## Begin Records for the task
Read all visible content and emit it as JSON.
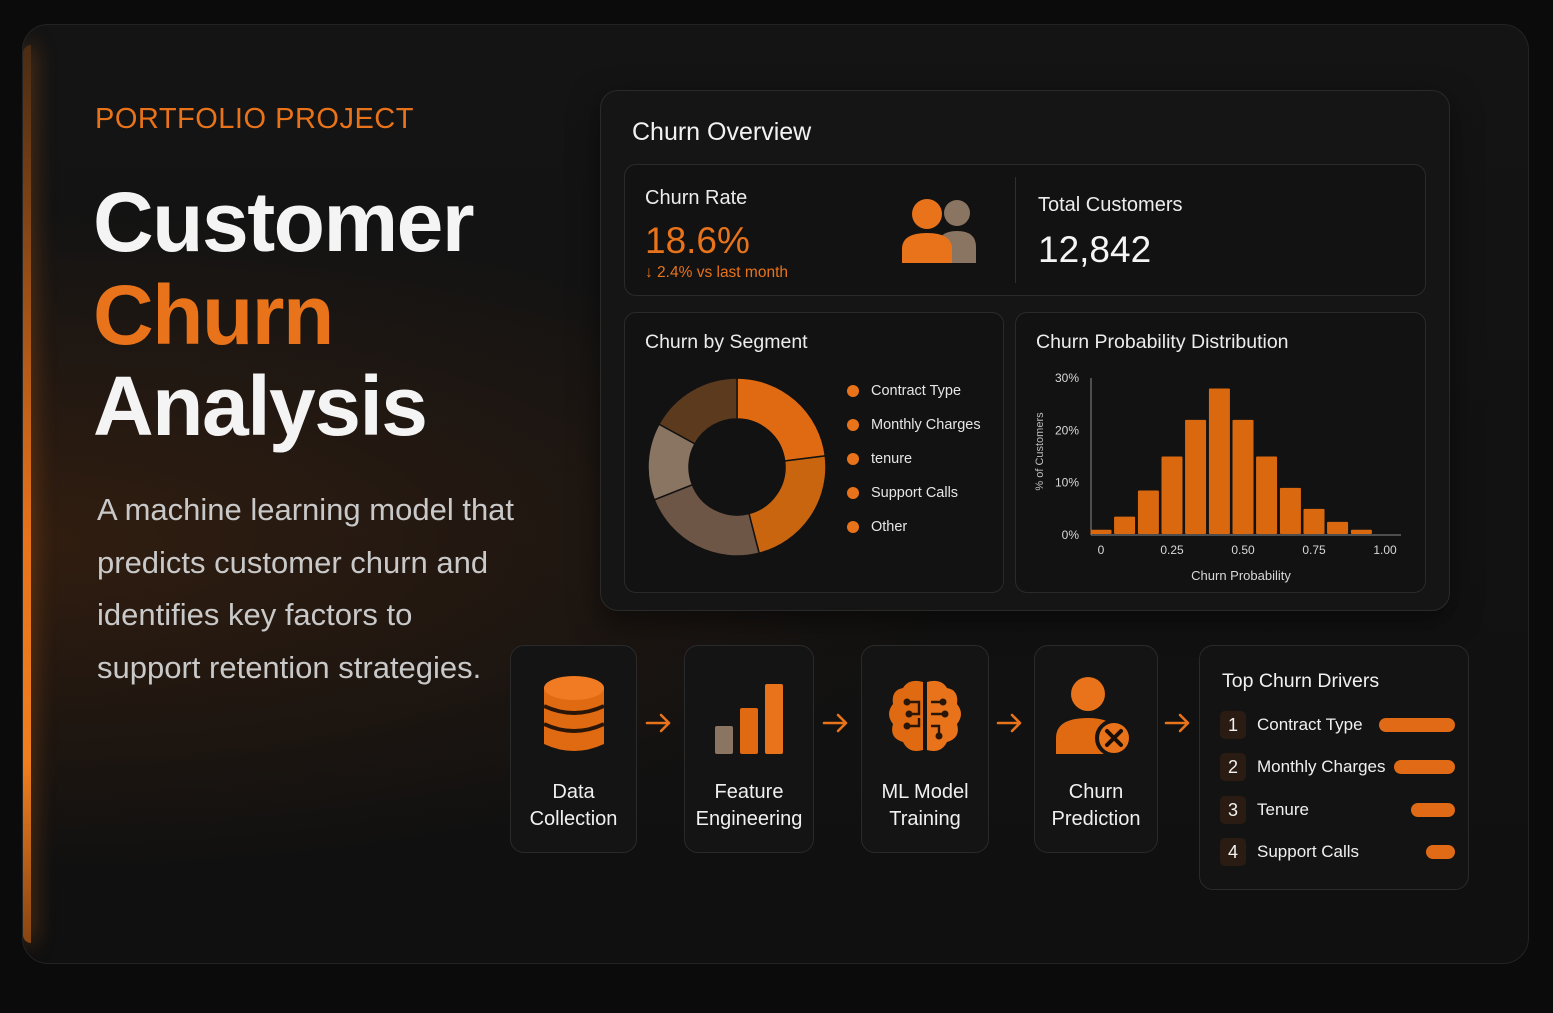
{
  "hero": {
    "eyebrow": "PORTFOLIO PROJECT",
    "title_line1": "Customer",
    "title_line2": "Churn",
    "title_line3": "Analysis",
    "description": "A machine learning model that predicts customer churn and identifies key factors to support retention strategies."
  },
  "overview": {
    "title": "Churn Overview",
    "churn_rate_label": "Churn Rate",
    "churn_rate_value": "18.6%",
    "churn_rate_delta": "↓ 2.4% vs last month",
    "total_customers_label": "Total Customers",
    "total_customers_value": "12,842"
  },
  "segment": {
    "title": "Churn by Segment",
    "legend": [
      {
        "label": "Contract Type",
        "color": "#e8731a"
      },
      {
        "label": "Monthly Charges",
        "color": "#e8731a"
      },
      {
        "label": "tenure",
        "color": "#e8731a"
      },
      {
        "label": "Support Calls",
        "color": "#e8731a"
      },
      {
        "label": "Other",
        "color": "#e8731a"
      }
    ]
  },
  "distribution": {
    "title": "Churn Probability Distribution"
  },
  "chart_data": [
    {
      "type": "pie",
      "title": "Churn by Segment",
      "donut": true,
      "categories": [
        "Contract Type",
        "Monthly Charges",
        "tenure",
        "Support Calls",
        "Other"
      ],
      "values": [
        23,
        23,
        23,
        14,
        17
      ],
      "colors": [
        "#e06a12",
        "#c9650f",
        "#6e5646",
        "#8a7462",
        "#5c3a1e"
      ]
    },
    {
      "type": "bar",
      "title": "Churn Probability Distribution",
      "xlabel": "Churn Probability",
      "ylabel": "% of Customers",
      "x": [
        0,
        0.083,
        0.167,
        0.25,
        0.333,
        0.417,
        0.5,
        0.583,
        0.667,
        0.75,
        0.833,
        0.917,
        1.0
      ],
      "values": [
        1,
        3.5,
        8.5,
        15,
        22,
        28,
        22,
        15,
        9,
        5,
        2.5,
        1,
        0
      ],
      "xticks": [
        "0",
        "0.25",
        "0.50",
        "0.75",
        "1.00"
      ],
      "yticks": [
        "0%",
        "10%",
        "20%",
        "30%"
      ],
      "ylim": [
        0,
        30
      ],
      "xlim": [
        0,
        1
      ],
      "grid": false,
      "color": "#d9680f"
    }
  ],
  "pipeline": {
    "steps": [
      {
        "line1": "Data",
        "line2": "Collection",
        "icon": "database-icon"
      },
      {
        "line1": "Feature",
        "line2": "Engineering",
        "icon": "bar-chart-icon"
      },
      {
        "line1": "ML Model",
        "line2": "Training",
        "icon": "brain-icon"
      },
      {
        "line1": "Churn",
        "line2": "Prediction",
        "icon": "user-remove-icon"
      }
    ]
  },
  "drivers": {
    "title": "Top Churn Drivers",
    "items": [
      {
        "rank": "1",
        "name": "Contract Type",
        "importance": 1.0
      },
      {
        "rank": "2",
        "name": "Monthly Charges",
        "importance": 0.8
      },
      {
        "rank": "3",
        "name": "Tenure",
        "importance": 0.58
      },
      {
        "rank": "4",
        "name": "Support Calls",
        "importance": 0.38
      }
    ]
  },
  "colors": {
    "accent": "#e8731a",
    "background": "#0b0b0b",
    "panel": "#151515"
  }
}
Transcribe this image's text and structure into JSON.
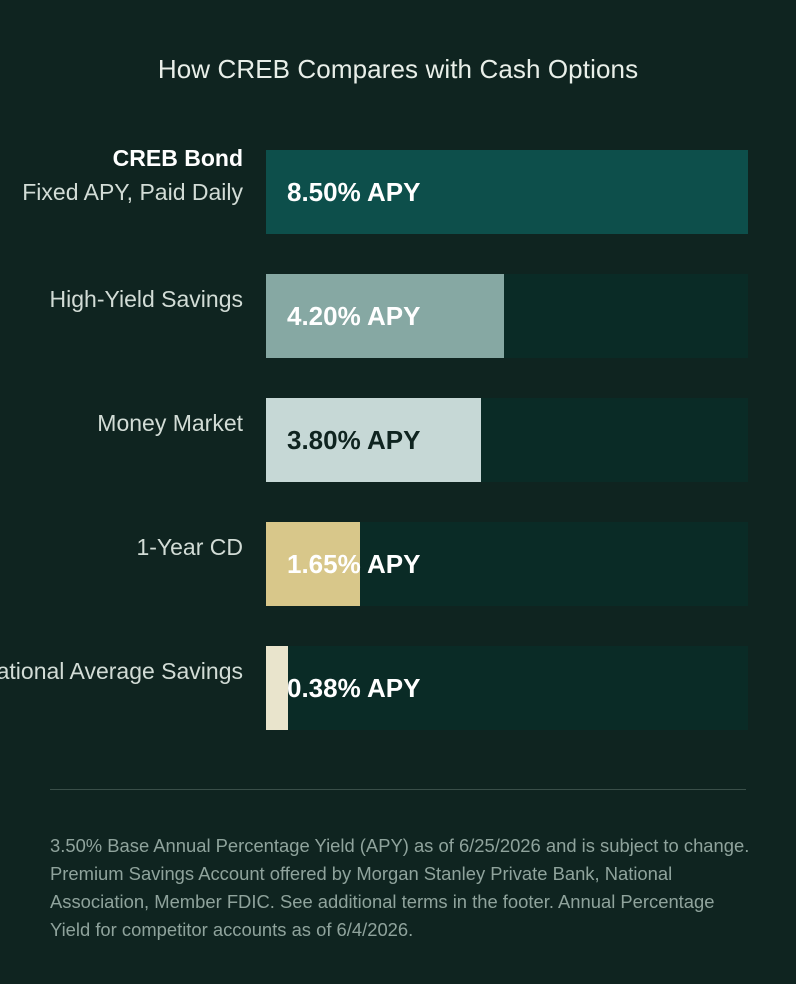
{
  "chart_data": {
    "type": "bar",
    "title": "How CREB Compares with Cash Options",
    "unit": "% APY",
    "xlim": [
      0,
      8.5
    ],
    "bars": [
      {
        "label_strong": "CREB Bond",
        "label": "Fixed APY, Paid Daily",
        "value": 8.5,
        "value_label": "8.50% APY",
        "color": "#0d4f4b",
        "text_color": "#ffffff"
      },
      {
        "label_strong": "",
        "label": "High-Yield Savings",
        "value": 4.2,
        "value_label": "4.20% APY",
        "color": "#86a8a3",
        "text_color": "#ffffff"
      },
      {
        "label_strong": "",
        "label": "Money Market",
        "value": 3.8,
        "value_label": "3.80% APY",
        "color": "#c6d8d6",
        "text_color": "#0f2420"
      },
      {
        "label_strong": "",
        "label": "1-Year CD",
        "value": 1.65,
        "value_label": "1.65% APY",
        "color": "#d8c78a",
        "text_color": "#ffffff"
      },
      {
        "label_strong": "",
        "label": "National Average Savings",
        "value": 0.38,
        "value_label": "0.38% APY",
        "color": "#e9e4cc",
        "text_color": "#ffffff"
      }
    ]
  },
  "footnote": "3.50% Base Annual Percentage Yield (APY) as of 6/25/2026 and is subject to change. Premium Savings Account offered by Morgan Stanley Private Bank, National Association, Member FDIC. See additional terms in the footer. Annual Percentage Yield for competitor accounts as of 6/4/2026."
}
## End Records for the task
| Exercise objective |
Copy the data word for word. Pictures do not go in the copy.

| Task solution |
Read all visible content and emit it as JSON.
{
  "hero": {
    "eyebrow": "PORTFOLIO PROJECT",
    "title_line1": "Customer",
    "title_line2": "Churn",
    "title_line3": "Analysis",
    "description": "A machine learning model that predicts customer churn and identifies key factors to support retention strategies."
  },
  "overview": {
    "title": "Churn Overview",
    "churn_rate_label": "Churn Rate",
    "churn_rate_value": "18.6%",
    "churn_rate_delta": "↓ 2.4% vs last month",
    "total_customers_label": "Total Customers",
    "total_customers_value": "12,842"
  },
  "segment": {
    "title": "Churn by Segment",
    "legend": [
      {
        "label": "Contract Type",
        "color": "#e8731a"
      },
      {
        "label": "Monthly Charges",
        "color": "#e8731a"
      },
      {
        "label": "tenure",
        "color": "#e8731a"
      },
      {
        "label": "Support Calls",
        "color": "#e8731a"
      },
      {
        "label": "Other",
        "color": "#e8731a"
      }
    ]
  },
  "distribution": {
    "title": "Churn Probability Distribution"
  },
  "chart_data": [
    {
      "type": "pie",
      "title": "Churn by Segment",
      "donut": true,
      "categories": [
        "Contract Type",
        "Monthly Charges",
        "tenure",
        "Support Calls",
        "Other"
      ],
      "values": [
        23,
        23,
        23,
        14,
        17
      ],
      "colors": [
        "#e06a12",
        "#c9650f",
        "#6e5646",
        "#8a7462",
        "#5c3a1e"
      ]
    },
    {
      "type": "bar",
      "title": "Churn Probability Distribution",
      "xlabel": "Churn Probability",
      "ylabel": "% of Customers",
      "x": [
        0,
        0.083,
        0.167,
        0.25,
        0.333,
        0.417,
        0.5,
        0.583,
        0.667,
        0.75,
        0.833,
        0.917,
        1.0
      ],
      "values": [
        1,
        3.5,
        8.5,
        15,
        22,
        28,
        22,
        15,
        9,
        5,
        2.5,
        1,
        0
      ],
      "xticks": [
        "0",
        "0.25",
        "0.50",
        "0.75",
        "1.00"
      ],
      "yticks": [
        "0%",
        "10%",
        "20%",
        "30%"
      ],
      "ylim": [
        0,
        30
      ],
      "xlim": [
        0,
        1
      ],
      "grid": false,
      "color": "#d9680f"
    }
  ],
  "pipeline": {
    "steps": [
      {
        "line1": "Data",
        "line2": "Collection",
        "icon": "database-icon"
      },
      {
        "line1": "Feature",
        "line2": "Engineering",
        "icon": "bar-chart-icon"
      },
      {
        "line1": "ML Model",
        "line2": "Training",
        "icon": "brain-icon"
      },
      {
        "line1": "Churn",
        "line2": "Prediction",
        "icon": "user-remove-icon"
      }
    ]
  },
  "drivers": {
    "title": "Top Churn Drivers",
    "items": [
      {
        "rank": "1",
        "name": "Contract Type",
        "importance": 1.0
      },
      {
        "rank": "2",
        "name": "Monthly Charges",
        "importance": 0.8
      },
      {
        "rank": "3",
        "name": "Tenure",
        "importance": 0.58
      },
      {
        "rank": "4",
        "name": "Support Calls",
        "importance": 0.38
      }
    ]
  },
  "colors": {
    "accent": "#e8731a",
    "background": "#0b0b0b",
    "panel": "#151515"
  }
}
Transcribe this image's text and structure into JSON.
{
  "chart_data": {
    "type": "bar",
    "title": "How CREB Compares with Cash Options",
    "unit": "% APY",
    "xlim": [
      0,
      8.5
    ],
    "bars": [
      {
        "label_strong": "CREB Bond",
        "label": "Fixed APY, Paid Daily",
        "value": 8.5,
        "value_label": "8.50% APY",
        "color": "#0d4f4b",
        "text_color": "#ffffff"
      },
      {
        "label_strong": "",
        "label": "High-Yield Savings",
        "value": 4.2,
        "value_label": "4.20% APY",
        "color": "#86a8a3",
        "text_color": "#ffffff"
      },
      {
        "label_strong": "",
        "label": "Money Market",
        "value": 3.8,
        "value_label": "3.80% APY",
        "color": "#c6d8d6",
        "text_color": "#0f2420"
      },
      {
        "label_strong": "",
        "label": "1-Year CD",
        "value": 1.65,
        "value_label": "1.65% APY",
        "color": "#d8c78a",
        "text_color": "#ffffff"
      },
      {
        "label_strong": "",
        "label": "National Average Savings",
        "value": 0.38,
        "value_label": "0.38% APY",
        "color": "#e9e4cc",
        "text_color": "#ffffff"
      }
    ]
  },
  "footnote": "3.50% Base Annual Percentage Yield (APY) as of 6/25/2026 and is subject to change. Premium Savings Account offered by Morgan Stanley Private Bank, National Association, Member FDIC. See additional terms in the footer. Annual Percentage Yield for competitor accounts as of 6/4/2026."
}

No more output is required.